Entries from a dataset
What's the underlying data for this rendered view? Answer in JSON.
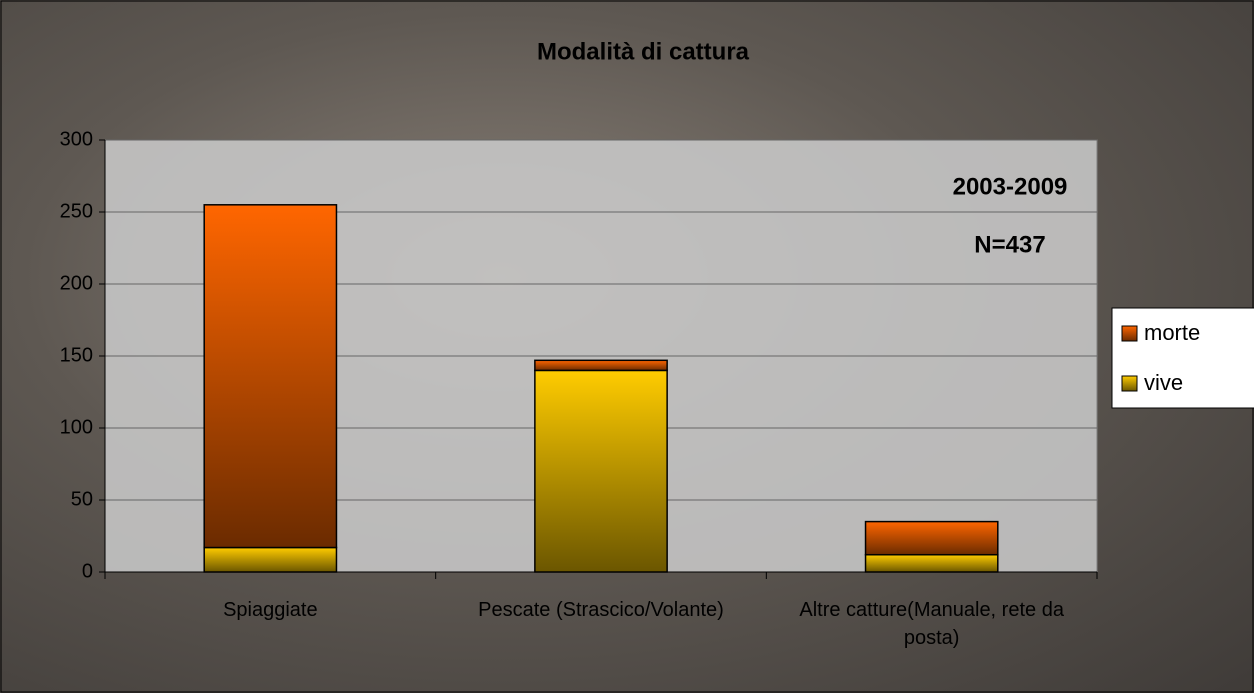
{
  "chart_data": {
    "type": "stacked_bar",
    "title": "Modalità di cattura",
    "annotations": [
      "2003-2009",
      "N=437"
    ],
    "categories": [
      "Spiaggiate",
      "Pescate (Strascico/Volante)",
      "Altre catture(Manuale, rete da posta)"
    ],
    "series": [
      {
        "name": "vive",
        "color": "#ffcc00",
        "values": [
          17,
          140,
          12
        ]
      },
      {
        "name": "morte",
        "color": "#ff6600",
        "values": [
          238,
          7,
          23
        ]
      }
    ],
    "ylim": [
      0,
      300
    ],
    "yticks": [
      0,
      50,
      100,
      150,
      200,
      250,
      300
    ],
    "grid": true,
    "legend": "right"
  }
}
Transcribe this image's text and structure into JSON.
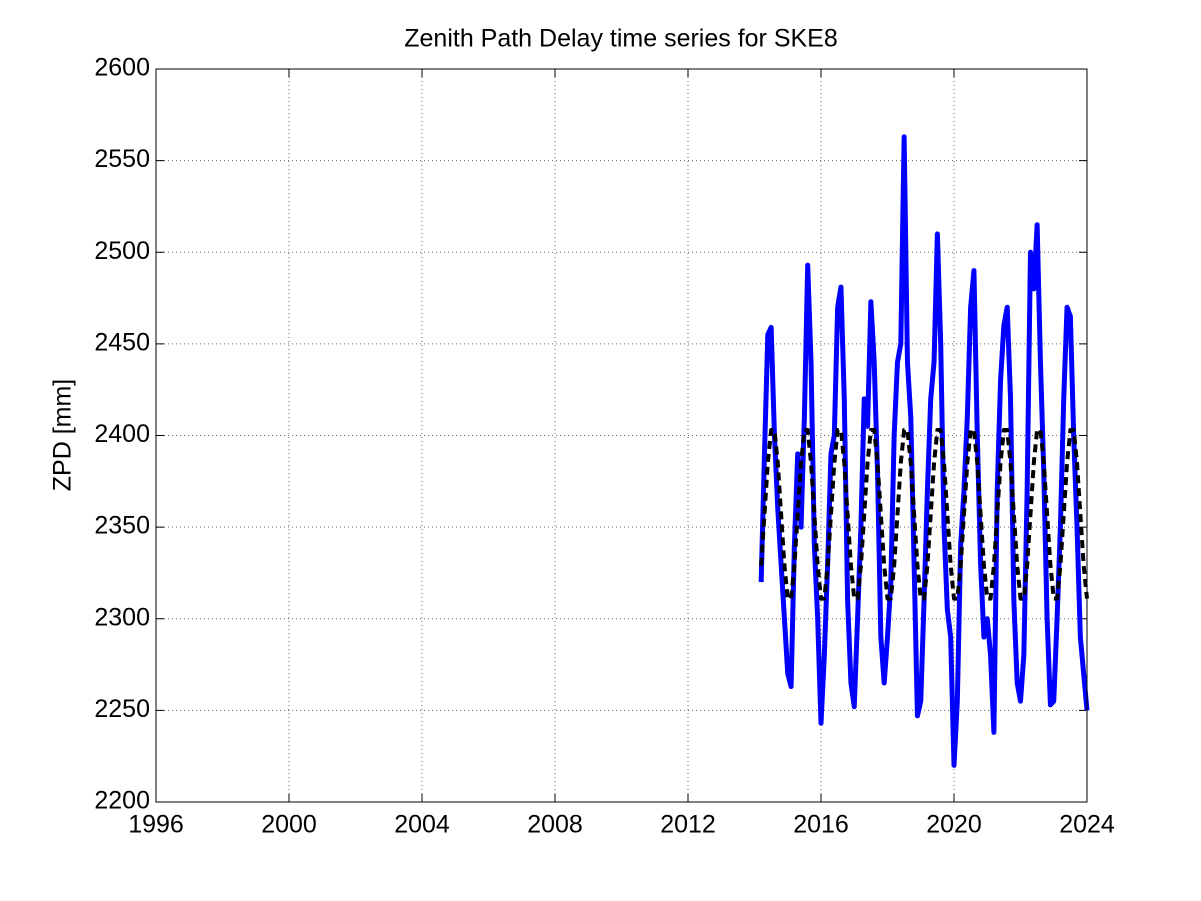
{
  "chart_data": {
    "type": "line",
    "title": "Zenith Path Delay time series for SKE8",
    "ylabel": "ZPD [mm]",
    "x": [
      2014.2,
      2014.3,
      2014.4,
      2014.5,
      2014.6,
      2014.7,
      2014.8,
      2014.9,
      2015.0,
      2015.1,
      2015.2,
      2015.3,
      2015.4,
      2015.5,
      2015.6,
      2015.7,
      2015.8,
      2015.9,
      2016.0,
      2016.1,
      2016.2,
      2016.3,
      2016.4,
      2016.5,
      2016.6,
      2016.7,
      2016.8,
      2016.9,
      2017.0,
      2017.1,
      2017.2,
      2017.3,
      2017.4,
      2017.5,
      2017.6,
      2017.7,
      2017.8,
      2017.9,
      2018.0,
      2018.1,
      2018.2,
      2018.3,
      2018.4,
      2018.5,
      2018.6,
      2018.7,
      2018.8,
      2018.9,
      2019.0,
      2019.1,
      2019.2,
      2019.3,
      2019.4,
      2019.5,
      2019.6,
      2019.7,
      2019.8,
      2019.9,
      2020.0,
      2020.1,
      2020.2,
      2020.3,
      2020.4,
      2020.5,
      2020.6,
      2020.7,
      2020.8,
      2020.9,
      2021.0,
      2021.1,
      2021.2,
      2021.3,
      2021.4,
      2021.5,
      2021.6,
      2021.7,
      2021.8,
      2021.9,
      2022.0,
      2022.1,
      2022.2,
      2022.3,
      2022.4,
      2022.5,
      2022.6,
      2022.7,
      2022.8,
      2022.9,
      2023.0,
      2023.1,
      2023.2,
      2023.3,
      2023.4,
      2023.5,
      2023.6,
      2023.7,
      2023.8,
      2023.9,
      2024.0
    ],
    "series": [
      {
        "color": "#0000ff",
        "line": "solid",
        "values": [
          2320,
          2390,
          2455,
          2459,
          2400,
          2360,
          2330,
          2300,
          2270,
          2263,
          2340,
          2390,
          2350,
          2410,
          2493,
          2440,
          2340,
          2300,
          2243,
          2280,
          2330,
          2390,
          2400,
          2470,
          2481,
          2420,
          2310,
          2265,
          2252,
          2300,
          2350,
          2420,
          2405,
          2473,
          2440,
          2380,
          2290,
          2265,
          2290,
          2320,
          2400,
          2440,
          2450,
          2563,
          2440,
          2410,
          2330,
          2247,
          2255,
          2310,
          2370,
          2420,
          2440,
          2510,
          2450,
          2350,
          2305,
          2290,
          2220,
          2255,
          2340,
          2370,
          2410,
          2470,
          2490,
          2400,
          2330,
          2290,
          2300,
          2280,
          2238,
          2370,
          2430,
          2460,
          2470,
          2420,
          2310,
          2265,
          2255,
          2280,
          2370,
          2500,
          2480,
          2515,
          2440,
          2380,
          2300,
          2253,
          2255,
          2300,
          2350,
          2420,
          2470,
          2465,
          2400,
          2350,
          2290,
          2270,
          2250
        ]
      },
      {
        "color": "#000000",
        "line": "dashed",
        "values": [
          2329,
          2357,
          2385,
          2403,
          2403,
          2385,
          2357,
          2329,
          2311,
          2311,
          2329,
          2357,
          2385,
          2403,
          2403,
          2385,
          2357,
          2329,
          2311,
          2311,
          2329,
          2357,
          2385,
          2403,
          2403,
          2385,
          2357,
          2329,
          2311,
          2311,
          2329,
          2357,
          2385,
          2403,
          2403,
          2385,
          2357,
          2329,
          2311,
          2311,
          2329,
          2357,
          2385,
          2403,
          2403,
          2385,
          2357,
          2329,
          2311,
          2311,
          2329,
          2357,
          2385,
          2403,
          2403,
          2385,
          2357,
          2329,
          2311,
          2311,
          2329,
          2357,
          2385,
          2403,
          2403,
          2385,
          2357,
          2329,
          2311,
          2311,
          2329,
          2357,
          2385,
          2403,
          2403,
          2385,
          2357,
          2329,
          2311,
          2311,
          2329,
          2357,
          2385,
          2403,
          2403,
          2385,
          2357,
          2329,
          2311,
          2311,
          2329,
          2357,
          2385,
          2403,
          2403,
          2385,
          2357,
          2329,
          2311
        ]
      }
    ],
    "xlim": [
      1996,
      2024
    ],
    "xticks": [
      1996,
      2000,
      2004,
      2008,
      2012,
      2016,
      2020,
      2024
    ],
    "ylim": [
      2200,
      2600
    ],
    "yticks": [
      2200,
      2250,
      2300,
      2350,
      2400,
      2450,
      2500,
      2550,
      2600
    ],
    "grid": true
  }
}
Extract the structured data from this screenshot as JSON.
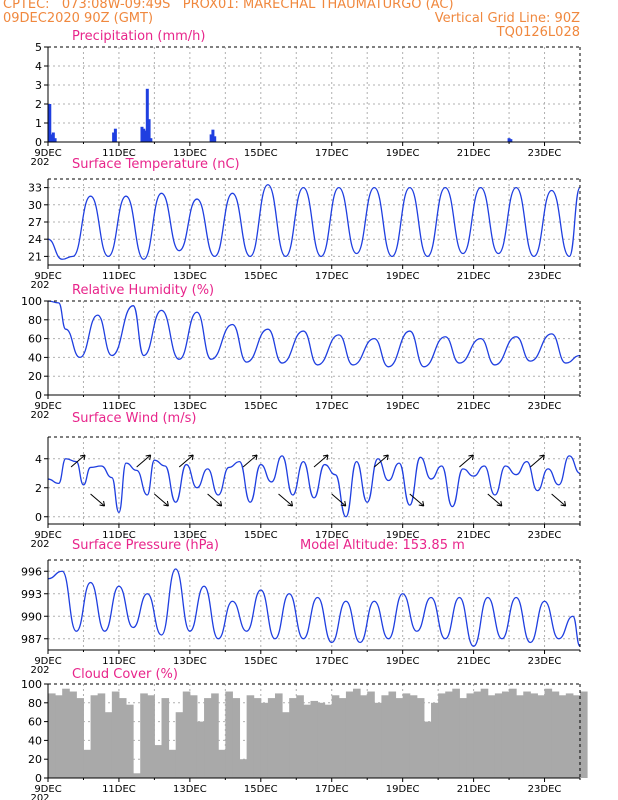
{
  "header": {
    "line1_left": "CPTEC:   073:08W-09:49S   PROX01: MARECHAL THAUMATURGO (AC)",
    "line2_left": "09DEC2020 90Z (GMT)",
    "line2_right": "Vertical Grid Line: 90Z",
    "line3_right": "TQ0126L028"
  },
  "colors": {
    "header": "#f0883e",
    "title": "#e8258b",
    "series": "#1f3fe0",
    "cloud": "#a9a9a9",
    "grid": "#b0b0b0"
  },
  "x_ticks": [
    "9DEC",
    "11DEC",
    "13DEC",
    "15DEC",
    "17DEC",
    "19DEC",
    "21DEC",
    "23DEC"
  ],
  "year_fragment": "202",
  "chart_data": [
    {
      "id": "precip",
      "type": "bar",
      "title": "Precipitation (mm/h)",
      "ylim": [
        0,
        5
      ],
      "yticks": [
        0,
        1,
        2,
        3,
        4,
        5
      ],
      "x": [
        0.05,
        0.1,
        0.15,
        0.2,
        1.85,
        1.9,
        2.65,
        2.7,
        2.75,
        2.8,
        2.85,
        2.9,
        4.6,
        4.65,
        4.7,
        13.0,
        13.05
      ],
      "values": [
        2.0,
        0.4,
        0.5,
        0.2,
        0.5,
        0.7,
        0.8,
        0.7,
        0.6,
        2.8,
        1.2,
        0.2,
        0.4,
        0.65,
        0.3,
        0.2,
        0.15
      ]
    },
    {
      "id": "temp",
      "type": "line",
      "title": "Surface Temperature (nC)",
      "ylim": [
        19.5,
        34.5
      ],
      "yticks": [
        21,
        24,
        27,
        30,
        33
      ],
      "x": [
        0,
        0.4,
        0.7,
        1.2,
        1.7,
        2.2,
        2.7,
        3.2,
        3.7,
        4.2,
        4.7,
        5.2,
        5.7,
        6.2,
        6.7,
        7.2,
        7.7,
        8.2,
        8.7,
        9.2,
        9.7,
        10.2,
        10.7,
        11.2,
        11.7,
        12.2,
        12.7,
        13.2,
        13.7,
        14.2,
        14.7,
        15.0
      ],
      "values": [
        24,
        20.5,
        21,
        31.5,
        21,
        31.5,
        20.5,
        32,
        22,
        31,
        21,
        32,
        21,
        33.5,
        21,
        33,
        21,
        33,
        21.5,
        33,
        21,
        33,
        21,
        33,
        21.5,
        33,
        21.5,
        33,
        21,
        32.5,
        21,
        33
      ]
    },
    {
      "id": "rh",
      "type": "line",
      "title": "Relative Humidity (%)",
      "ylim": [
        0,
        100
      ],
      "yticks": [
        0,
        20,
        40,
        60,
        80,
        100
      ],
      "x": [
        0,
        0.3,
        0.5,
        0.9,
        1.4,
        1.8,
        2.4,
        2.7,
        3.2,
        3.7,
        4.2,
        4.6,
        5.2,
        5.6,
        6.2,
        6.6,
        7.2,
        7.6,
        8.2,
        8.6,
        9.2,
        9.6,
        10.2,
        10.6,
        11.2,
        11.6,
        12.2,
        12.6,
        13.2,
        13.6,
        14.2,
        14.6,
        15.0
      ],
      "values": [
        100,
        98,
        70,
        40,
        85,
        42,
        95,
        42,
        90,
        38,
        88,
        38,
        75,
        35,
        70,
        34,
        68,
        32,
        64,
        32,
        60,
        30,
        68,
        30,
        62,
        34,
        60,
        32,
        62,
        36,
        65,
        34,
        42
      ]
    },
    {
      "id": "wind",
      "type": "line",
      "title": "Surface Wind (m/s)",
      "ylim": [
        -0.5,
        5.5
      ],
      "yticks": [
        0,
        2,
        4
      ],
      "x": [
        0,
        0.3,
        0.5,
        0.8,
        1.0,
        1.2,
        1.5,
        1.8,
        2.0,
        2.2,
        2.5,
        2.8,
        3.0,
        3.3,
        3.6,
        3.9,
        4.2,
        4.5,
        4.8,
        5.1,
        5.4,
        5.7,
        6.0,
        6.3,
        6.6,
        6.9,
        7.2,
        7.5,
        7.8,
        8.1,
        8.4,
        8.7,
        9.0,
        9.3,
        9.6,
        9.9,
        10.2,
        10.5,
        10.8,
        11.1,
        11.4,
        11.7,
        12.0,
        12.3,
        12.6,
        12.9,
        13.2,
        13.5,
        13.8,
        14.1,
        14.4,
        14.7,
        15.0
      ],
      "values": [
        2.6,
        2.3,
        4.0,
        3.8,
        2.2,
        3.4,
        3.5,
        2.7,
        0.3,
        3.7,
        3.2,
        1.5,
        3.9,
        3.5,
        1.0,
        3.6,
        2.0,
        3.3,
        1.5,
        3.4,
        3.8,
        1.0,
        3.6,
        2.4,
        4.2,
        1.5,
        3.8,
        1.3,
        3.6,
        2.9,
        0.0,
        3.8,
        1.0,
        4.0,
        2.5,
        3.7,
        0.8,
        4.1,
        2.6,
        3.5,
        0.7,
        3.3,
        2.8,
        3.5,
        1.5,
        3.5,
        2.9,
        3.8,
        1.8,
        3.3,
        2.2,
        4.2,
        3.0
      ]
    },
    {
      "id": "press",
      "type": "line",
      "title": "Surface Pressure (hPa)",
      "subtitle": "Model Altitude: 153.85 m",
      "ylim": [
        985.5,
        997.5
      ],
      "yticks": [
        987,
        990,
        993,
        996
      ],
      "x": [
        0,
        0.4,
        0.8,
        1.2,
        1.6,
        2.0,
        2.4,
        2.8,
        3.2,
        3.6,
        4.0,
        4.4,
        4.8,
        5.2,
        5.6,
        6.0,
        6.4,
        6.8,
        7.2,
        7.6,
        8.0,
        8.4,
        8.8,
        9.2,
        9.6,
        10.0,
        10.4,
        10.8,
        11.2,
        11.6,
        12.0,
        12.4,
        12.8,
        13.2,
        13.6,
        14.0,
        14.4,
        14.8,
        15.0
      ],
      "values": [
        995,
        996,
        988,
        994.5,
        988,
        994,
        988.5,
        993,
        987.5,
        996.3,
        988,
        994,
        987,
        992,
        988,
        993.5,
        987,
        993,
        987,
        992.5,
        986.5,
        992,
        986.5,
        992,
        987,
        993,
        988,
        992.5,
        987,
        992.5,
        986,
        992.5,
        987,
        992.5,
        986.5,
        992,
        987,
        990,
        986
      ]
    },
    {
      "id": "cloud",
      "type": "area",
      "title": "Cloud Cover (%)",
      "ylim": [
        0,
        100
      ],
      "yticks": [
        0,
        20,
        40,
        60,
        80,
        100
      ],
      "x": [
        0,
        0.2,
        0.4,
        0.6,
        0.8,
        1.0,
        1.2,
        1.4,
        1.6,
        1.8,
        2.0,
        2.2,
        2.4,
        2.6,
        2.8,
        3.0,
        3.2,
        3.4,
        3.6,
        3.8,
        4.0,
        4.2,
        4.4,
        4.6,
        4.8,
        5.0,
        5.2,
        5.4,
        5.6,
        5.8,
        6.0,
        6.2,
        6.4,
        6.6,
        6.8,
        7.0,
        7.2,
        7.4,
        7.6,
        7.8,
        8.0,
        8.2,
        8.4,
        8.6,
        8.8,
        9.0,
        9.2,
        9.4,
        9.6,
        9.8,
        10.0,
        10.2,
        10.4,
        10.6,
        10.8,
        11.0,
        11.2,
        11.4,
        11.6,
        11.8,
        12.0,
        12.2,
        12.4,
        12.6,
        12.8,
        13.0,
        13.2,
        13.4,
        13.6,
        13.8,
        14.0,
        14.2,
        14.4,
        14.6,
        14.8,
        15.0
      ],
      "values": [
        90,
        88,
        95,
        92,
        85,
        30,
        88,
        90,
        70,
        92,
        85,
        78,
        5,
        90,
        88,
        35,
        85,
        30,
        70,
        92,
        88,
        60,
        85,
        90,
        30,
        92,
        85,
        20,
        88,
        85,
        80,
        85,
        90,
        70,
        85,
        88,
        78,
        82,
        80,
        78,
        88,
        85,
        92,
        95,
        88,
        92,
        80,
        88,
        92,
        85,
        90,
        88,
        85,
        60,
        80,
        90,
        92,
        95,
        85,
        90,
        92,
        95,
        88,
        90,
        92,
        95,
        88,
        92,
        90,
        88,
        95,
        92,
        88,
        90,
        88,
        92
      ]
    }
  ]
}
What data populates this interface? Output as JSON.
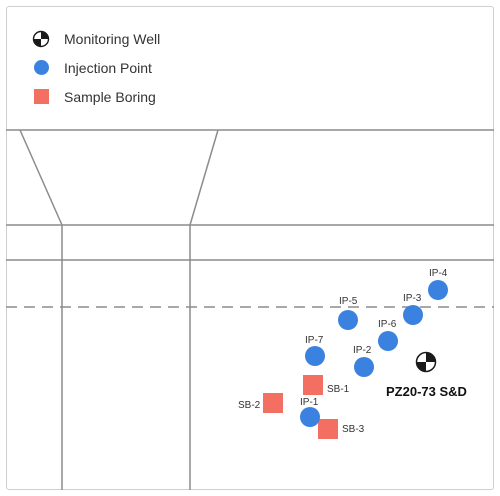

§ Set exercise:
Answer with one number: how many lines of the entries above include the word "this".

§ The output:
4